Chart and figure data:
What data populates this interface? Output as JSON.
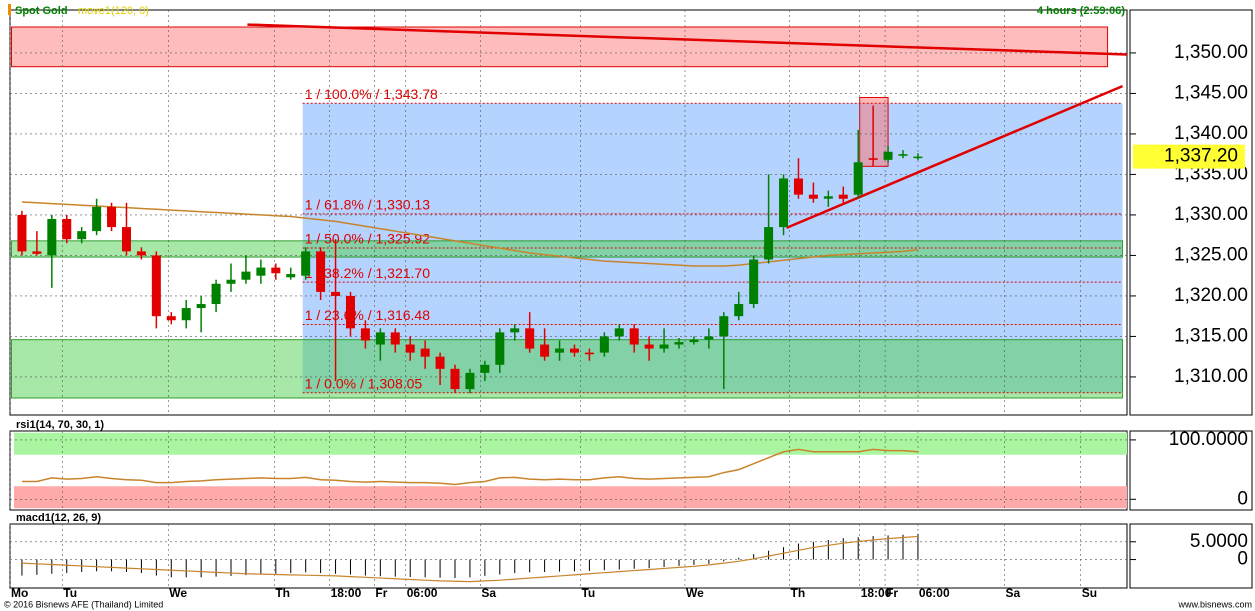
{
  "chart_data": [
    {
      "type": "candlestick",
      "title": "Spot Gold",
      "subtitle": "move1(120, 0)",
      "annotation": "4 hours (2:59:06)",
      "up_color": "#008000",
      "down_color": "#e00000",
      "open": [
        1330,
        1325.5,
        1325,
        1329.5,
        1327,
        1328,
        1331,
        1328.5,
        1325.5,
        1325,
        1317.5,
        1317,
        1318.5,
        1319,
        1321.5,
        1322,
        1322.5,
        1323.5,
        1322.3,
        1322.5,
        1325.5,
        1320.5,
        1320,
        1316,
        1314,
        1315.5,
        1314,
        1313.5,
        1312.5,
        1311,
        1308.5,
        1310.5,
        1311.5,
        1315.5,
        1316,
        1314,
        1313,
        1313.5,
        1313,
        1313,
        1315,
        1316,
        1314,
        1313.5,
        1314,
        1314.3,
        1314.6,
        1315,
        1317.5,
        1319,
        1324.5,
        1328.5,
        1334.5,
        1332.5,
        1332,
        1332.5,
        1332.5,
        1337,
        1336.8,
        1337.3,
        1337.2
      ],
      "high": [
        1330.5,
        1328,
        1330,
        1330,
        1328.5,
        1332,
        1331.5,
        1331.5,
        1326,
        1325.5,
        1318,
        1319.5,
        1320,
        1322,
        1324,
        1325,
        1324.5,
        1324,
        1323.5,
        1326,
        1326,
        1327,
        1320.5,
        1317,
        1316,
        1316,
        1315,
        1314.5,
        1313,
        1311.5,
        1311,
        1312,
        1316,
        1316.5,
        1318,
        1316,
        1314.5,
        1314,
        1313.5,
        1315.5,
        1316.5,
        1316.5,
        1315,
        1316,
        1314.8,
        1315,
        1316,
        1318,
        1320.5,
        1325,
        1335,
        1335,
        1337,
        1334,
        1333,
        1333.5,
        1340.5,
        1343.5,
        1338.5,
        1338,
        1337.6
      ],
      "low": [
        1325,
        1325,
        1321,
        1326.5,
        1326.5,
        1327.5,
        1328,
        1325,
        1324.5,
        1316,
        1316.5,
        1316,
        1315.5,
        1318,
        1320.5,
        1321.5,
        1321.5,
        1322,
        1322,
        1322,
        1319.5,
        1309.5,
        1315,
        1313.5,
        1312,
        1313,
        1312,
        1311,
        1309,
        1308,
        1308,
        1309.5,
        1310.5,
        1314.5,
        1313,
        1312,
        1312,
        1312.5,
        1312,
        1312.5,
        1314.5,
        1313,
        1312,
        1313,
        1313.5,
        1314,
        1313.5,
        1308.5,
        1317,
        1318.5,
        1324,
        1327.5,
        1332,
        1331.5,
        1331,
        1331.5,
        1332,
        1336,
        1336.5,
        1337,
        1336.8
      ],
      "close": [
        1325.5,
        1325.2,
        1329.5,
        1327,
        1328,
        1331,
        1328.5,
        1325.5,
        1325,
        1317.5,
        1317,
        1318.5,
        1319,
        1321.5,
        1322,
        1323,
        1323.5,
        1322.8,
        1322.7,
        1325.5,
        1320.5,
        1320,
        1316,
        1314.5,
        1315.5,
        1314,
        1313,
        1312.5,
        1311,
        1308.5,
        1310.5,
        1311.5,
        1315.5,
        1316,
        1313.5,
        1312.5,
        1313.5,
        1313,
        1312.8,
        1315,
        1316,
        1314,
        1313.5,
        1314,
        1314.3,
        1314.6,
        1315,
        1317.5,
        1319,
        1324.5,
        1328.5,
        1334.5,
        1332.5,
        1332,
        1332.3,
        1332,
        1336.5,
        1336.8,
        1337.8,
        1337.5,
        1337.2
      ],
      "ma": {
        "color": "#c8842c",
        "values": [
          1331.6,
          1331.5,
          1331.4,
          1331.3,
          1331.2,
          1331.1,
          1331,
          1330.9,
          1330.8,
          1330.7,
          1330.6,
          1330.5,
          1330.4,
          1330.3,
          1330.2,
          1330.1,
          1330,
          1329.9,
          1329.8,
          1329.6,
          1329.4,
          1329.2,
          1328.9,
          1328.6,
          1328.3,
          1328,
          1327.7,
          1327.4,
          1327.1,
          1326.8,
          1326.5,
          1326.2,
          1325.9,
          1325.6,
          1325.3,
          1325.1,
          1324.9,
          1324.7,
          1324.5,
          1324.3,
          1324.2,
          1324.1,
          1324,
          1323.9,
          1323.8,
          1323.7,
          1323.7,
          1323.7,
          1323.8,
          1324,
          1324.2,
          1324.4,
          1324.6,
          1324.8,
          1325,
          1325.1,
          1325.2,
          1325.3,
          1325.4,
          1325.5,
          1325.7
        ]
      },
      "zones": [
        {
          "color": "#ff7a7a",
          "stroke": "#e00000",
          "range": [
            1348.3,
            1353.2
          ],
          "x_range": [
            -0.7,
            72.7
          ]
        },
        {
          "color": "#6aa8ff",
          "stroke": "none",
          "range": [
            1308.05,
            1343.78
          ],
          "x_range": [
            18.8,
            73.7
          ]
        },
        {
          "color": "#4fd04f",
          "stroke": "#2f9f2f",
          "range": [
            1324.8,
            1326.8
          ],
          "x_range": [
            -0.7,
            73.7
          ]
        },
        {
          "color": "#4fd04f",
          "stroke": "#2f9f2f",
          "range": [
            1307.4,
            1314.6
          ],
          "x_range": [
            -0.7,
            73.7
          ]
        },
        {
          "color": "#ff6f6f",
          "stroke": "#e00000",
          "range": [
            1336,
            1344.5
          ],
          "x_range": [
            56.1,
            58
          ]
        }
      ],
      "fib_color": "#e00000",
      "fib_levels": [
        {
          "value": 1343.78,
          "label": "1 / 100.0% / 1,343.78"
        },
        {
          "value": 1330.13,
          "label": "1 / 61.8% / 1,330.13"
        },
        {
          "value": 1325.92,
          "label": "1 / 50.0% / 1,325.92"
        },
        {
          "value": 1321.7,
          "label": "1 / 38.2% / 1,321.70"
        },
        {
          "value": 1316.48,
          "label": "1 / 23.6% / 1,316.48"
        },
        {
          "value": 1308.05,
          "label": "1 / 0.0% / 1,308.05"
        }
      ],
      "trendlines": [
        {
          "color": "#e00000",
          "x": [
            15.1,
            74.0
          ],
          "y": [
            1353.5,
            1349.8
          ]
        },
        {
          "color": "#e00000",
          "x": [
            51.2,
            73.7
          ],
          "y": [
            1328.4,
            1345.9
          ]
        }
      ],
      "current": {
        "value": 1337.2,
        "label": "1,337.20",
        "color": "#ffff33"
      },
      "xlim": [
        -0.8,
        74.0
      ],
      "xticks": [
        {
          "value": -0.8,
          "label": "Mo"
        },
        {
          "value": 2.7,
          "label": "Tu"
        },
        {
          "value": 9.8,
          "label": "We"
        },
        {
          "value": 16.9,
          "label": "Th"
        },
        {
          "value": 20.6,
          "label": "18:00"
        },
        {
          "value": 23.6,
          "label": "Fr"
        },
        {
          "value": 25.7,
          "label": "06:00"
        },
        {
          "value": 30.7,
          "label": "Sa"
        },
        {
          "value": 37.4,
          "label": "Tu"
        },
        {
          "value": 44.4,
          "label": "We"
        },
        {
          "value": 51.4,
          "label": "Th"
        },
        {
          "value": 56.1,
          "label": "18:00"
        },
        {
          "value": 57.8,
          "label": "Fr"
        },
        {
          "value": 60,
          "label": "06:00"
        },
        {
          "value": 65.8,
          "label": "Sa"
        },
        {
          "value": 70.9,
          "label": "Su"
        }
      ],
      "ylim": [
        1305.3,
        1355.3
      ],
      "yticks": [
        {
          "value": 1350,
          "label": "1,350.00"
        },
        {
          "value": 1345,
          "label": "1,345.00"
        },
        {
          "value": 1340,
          "label": "1,340.00"
        },
        {
          "value": 1335,
          "label": "1,335.00"
        },
        {
          "value": 1330,
          "label": "1,330.00"
        },
        {
          "value": 1325,
          "label": "1,325.00"
        },
        {
          "value": 1320,
          "label": "1,320.00"
        },
        {
          "value": 1315,
          "label": "1,315.00"
        },
        {
          "value": 1310,
          "label": "1,310.00"
        }
      ],
      "grid": true
    },
    {
      "type": "line",
      "title": "rsi1(14, 70, 30, 1)",
      "bands": [
        {
          "color": "#aaf5a0",
          "range": [
            75,
            112
          ]
        },
        {
          "color": "#ffaaaa",
          "range": [
            -15,
            22
          ]
        }
      ],
      "series": [
        {
          "color": "#c8842c",
          "values": [
            30,
            30,
            36,
            34,
            35,
            38,
            35,
            33,
            32,
            28,
            28,
            30,
            31,
            33,
            34,
            35,
            36,
            35,
            35,
            37,
            33,
            32,
            30,
            29,
            30,
            29,
            28,
            28,
            27,
            25,
            28,
            30,
            36,
            37,
            34,
            33,
            34,
            33,
            33,
            36,
            38,
            35,
            34,
            35,
            36,
            37,
            38,
            45,
            50,
            60,
            70,
            80,
            84,
            80,
            80,
            80,
            80,
            84,
            82,
            82,
            80
          ]
        }
      ],
      "ylim": [
        -18,
        115
      ],
      "yticks": [
        {
          "value": 100,
          "label": "100.0000"
        },
        0
      ],
      "grid": true
    },
    {
      "type": "bar",
      "title": "macd1(12, 26, 9)",
      "color": "#000000",
      "values": [
        -4.5,
        -4.3,
        -4,
        -3.8,
        -3.5,
        -3.3,
        -3.3,
        -3.5,
        -3.8,
        -4.5,
        -5,
        -5,
        -5,
        -4.8,
        -4.6,
        -4.4,
        -4.2,
        -4,
        -3.8,
        -3.6,
        -3.8,
        -4,
        -4.2,
        -4.5,
        -4.7,
        -4.8,
        -4.9,
        -5,
        -5.1,
        -5.2,
        -5,
        -4.6,
        -4.2,
        -3.8,
        -3.6,
        -3.5,
        -3.4,
        -3.3,
        -3.2,
        -3,
        -2.8,
        -2.6,
        -2.4,
        -2.1,
        -1.8,
        -1.5,
        -1.2,
        -0.5,
        0.5,
        1.5,
        2.5,
        3.5,
        4.5,
        5,
        5.5,
        6,
        6.3,
        6.6,
        6.8,
        7,
        7.2
      ],
      "series": [
        {
          "color": "#c8842c",
          "values": [
            -1,
            -1.2,
            -1.4,
            -1.6,
            -1.8,
            -2,
            -2.2,
            -2.4,
            -2.6,
            -2.8,
            -3,
            -3.2,
            -3.4,
            -3.6,
            -3.8,
            -4,
            -4.1,
            -4.2,
            -4.3,
            -4.4,
            -4.5,
            -4.6,
            -4.8,
            -5,
            -5.2,
            -5.4,
            -5.6,
            -5.8,
            -6,
            -6.1,
            -6.2,
            -6,
            -5.8,
            -5.5,
            -5.2,
            -4.9,
            -4.6,
            -4.3,
            -4,
            -3.7,
            -3.4,
            -3.1,
            -2.8,
            -2.5,
            -2.2,
            -1.9,
            -1.5,
            -1,
            -0.5,
            0.2,
            1,
            1.8,
            2.6,
            3.4,
            4,
            4.6,
            5.1,
            5.5,
            5.9,
            6.2,
            6.5
          ]
        }
      ],
      "ylim": [
        -8,
        10
      ],
      "yticks": [
        {
          "value": 5,
          "label": "5.0000"
        },
        0
      ],
      "grid": true
    }
  ],
  "footer": {
    "left": "© 2016 Bisnews AFE (Thailand) Limited",
    "right": "www.bisnews.com"
  }
}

WHAT TO PRODUCE ::
Pick each line holding the word "type" out of the data and copy it.

TASK ANSWER ::
      "type": "candlestick",
      "type": "line",
      "type": "bar",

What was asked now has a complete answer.